-- Begin --

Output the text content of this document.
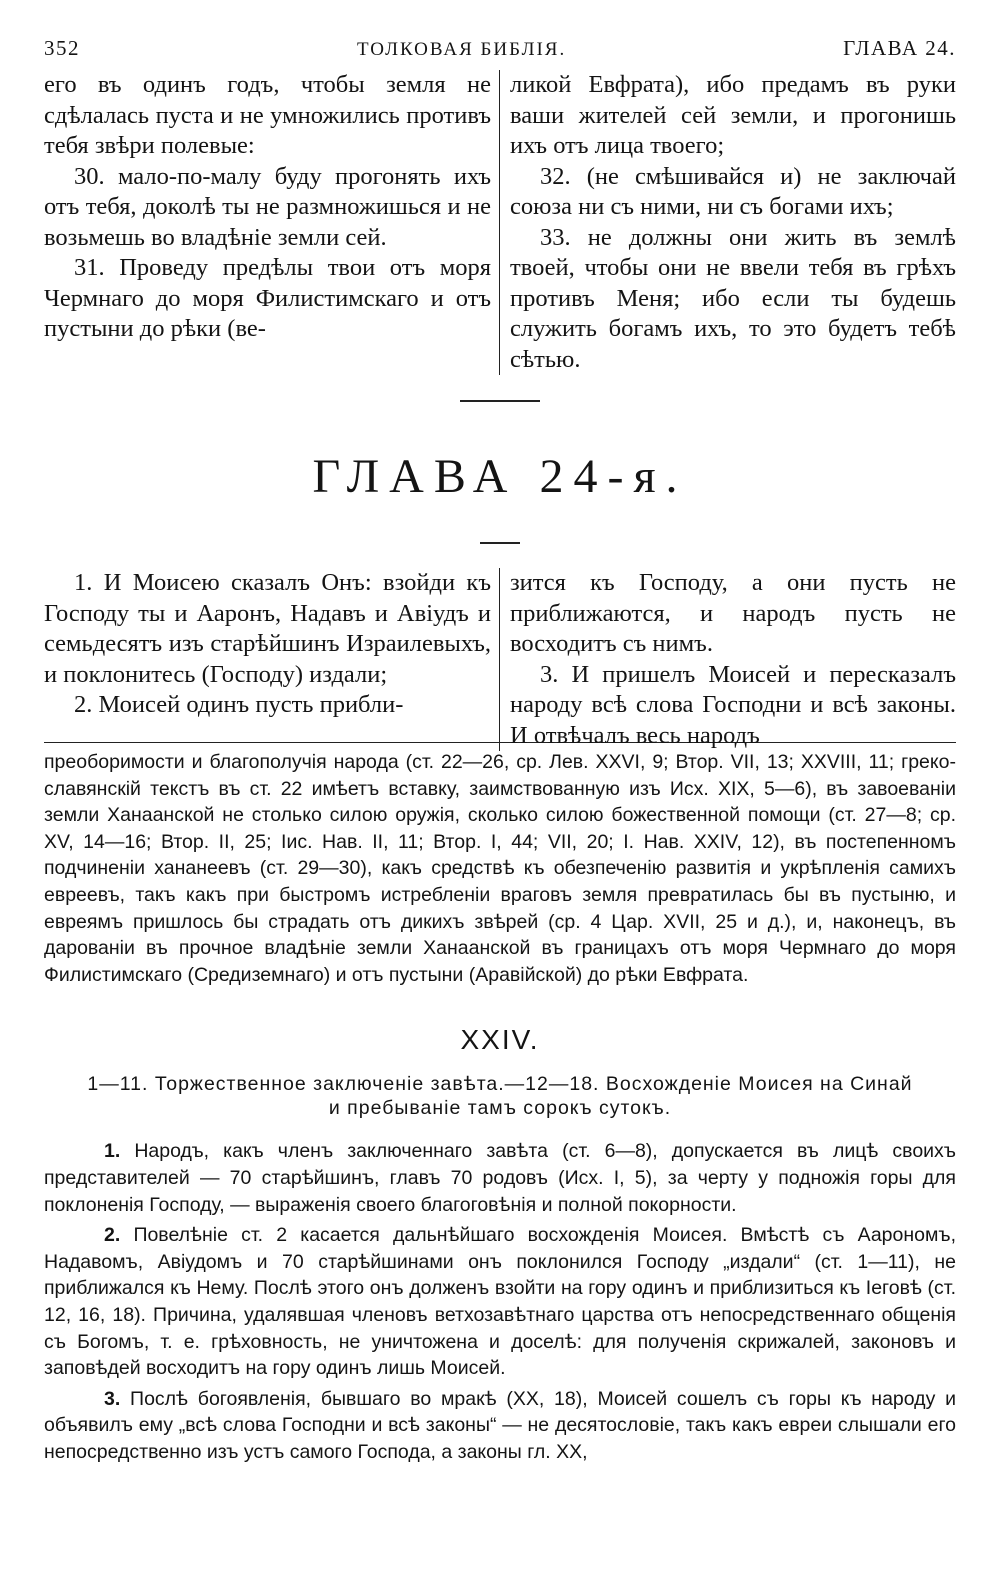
352	ТОЛКОВАЯ БИБЛІЯ.	ГЛАВА 24.

его въ одинъ годъ, чтобы земля не сдѣлалась пуста и не умножились противъ тебя звѣри полевые:

30. мало-по-малу буду прогонять ихъ отъ тебя, доколѣ ты не размножишься и не возьмешь во владѣніе земли сей.

31. Проведу предѣлы твои отъ моря Чермнаго до моря Филистимскаго и отъ пустыни до рѣки (ве-

ликой Евфрата), ибо предамъ въ руки ваши жителей сей земли, и прогонишь ихъ отъ лица твоего;

32. (не смѣшивайся и) не заключай союза ни съ ними, ни съ богами ихъ;

33. не должны они жить въ землѣ твоей, чтобы они не ввели тебя въ грѣхъ противъ Меня; ибо если ты будешь служить богамъ ихъ, то это будетъ тебѣ сѣтью.

ГЛАВА 24-я.

1. И Моисею сказалъ Онъ: взойди къ Господу ты и Ааронъ, Надавъ и Авіудъ и семьдесятъ изъ старѣйшинъ Израилевыхъ, и поклонитесь (Господу) издали;

2. Моисей одинъ пусть прибли-

зится къ Господу, а они пусть не приближаются, и народъ пусть не восходитъ съ нимъ.

3. И пришелъ Моисей и пересказалъ народу всѣ слова Господни и всѣ законы. И отвѣчалъ весь народъ

преоборимости и благополучія народа (ст. 22—26, ср. Лев. XXVI, 9; Втор. VII, 13; XXVIII, 11; греко-славянскій текстъ въ ст. 22 имѣетъ вставку, заимствованную изъ Исх. XIX, 5—6), въ завоеваніи земли Ханаанской не столько силою оружія, сколько силою божественной помощи (ст. 27—8; ср. XV, 14—16; Втор. II, 25; Іис. Нав. II, 11; Втор. I, 44; VII, 20; І. Нав. XXIV, 12), въ постепенномъ подчиненіи хананеевъ (ст. 29—30), какъ средствѣ къ обезпеченію развитія и укрѣпленія самихъ евреевъ, такъ какъ при быстромъ истребленіи враговъ земля превратилась бы въ пустыню, и евреямъ пришлось бы страдать отъ дикихъ звѣрей (ср. 4 Цар. XVII, 25 и д.), и, наконецъ, въ дарованіи въ прочное владѣніе земли Ханаанской въ границахъ отъ моря Чермнаго до моря Филистимскаго (Средиземнаго) и отъ пустыни (Аравійской) до рѣки Евфрата.

XXIV.
1—11. Торжественное заключеніе завѣта.—12—18. Восхожденіе Моисея на Синай
и пребываніе тамъ сорокъ сутокъ.

1. Народъ, какъ членъ заключеннаго завѣта (ст. 6—8), допускается въ лицѣ своихъ представителей — 70 старѣйшинъ, главъ 70 родовъ (Исх. I, 5), за черту у подножія горы для поклоненія Господу, — выраженія своего благоговѣнія и полной покорности.

2. Повелѣніе ст. 2 касается дальнѣйшаго восхожденія Моисея. Вмѣстѣ съ Аарономъ, Надавомъ, Авіудомъ и 70 старѣйшинами онъ поклонился Господу „издали“ (ст. 1—11), не приближался къ Нему. Послѣ этого онъ долженъ взойти на гору одинъ и приблизиться къ Іеговѣ (ст. 12, 16, 18). Причина, удалявшая членовъ ветхозавѣтнаго царства отъ непосредственнаго общенія съ Богомъ, т. е. грѣховность, не уничтожена и доселѣ: для полученія скрижалей, законовъ и заповѣдей восходитъ на гору одинъ лишь Моисей.

3. Послѣ богоявленія, бывшаго во мракѣ (XX, 18), Моисей сошелъ съ горы къ народу и объявилъ ему „всѣ слова Господни и всѣ законы“ — не десятословіе, такъ какъ евреи слышали его непосредственно изъ устъ самого Господа, а законы гл. XX,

-- End --

**PROBLEM REQUIREMENTS**: Every line of the records that includes the word "пустыни" should be gathered.

**WRITTEN ANSWER**:
31. Проведу предѣлы твои отъ моря Чермнаго до моря Филистимскаго и отъ пустыни до рѣки (ве-
преоборимости и благополучія народа (ст. 22—26, ср. Лев. XXVI, 9; Втор. VII, 13; XXVIII, 11; греко-славянскій текстъ въ ст. 22 имѣетъ вставку, заимствованную изъ Исх. XIX, 5—6), въ завоеваніи земли Ханаанской не столько силою оружія, сколько силою божественной помощи (ст. 27—8; ср. XV, 14—16; Втор. II, 25; Іис. Нав. II, 11; Втор. I, 44; VII, 20; І. Нав. XXIV, 12), въ постепенномъ подчиненіи хананеевъ (ст. 29—30), какъ средствѣ къ обезпеченію развитія и укрѣпленія самихъ евреевъ, такъ какъ при быстромъ истребленіи враговъ земля превратилась бы въ пустыню, и евреямъ пришлось бы страдать отъ дикихъ звѣрей (ср. 4 Цар. XVII, 25 и д.), и, наконецъ, въ дарованіи въ прочное владѣніе земли Ханаанской въ границахъ отъ моря Чермнаго до моря Филистимскаго (Средиземнаго) и отъ пустыни (Аравійской) до рѣки Евфрата.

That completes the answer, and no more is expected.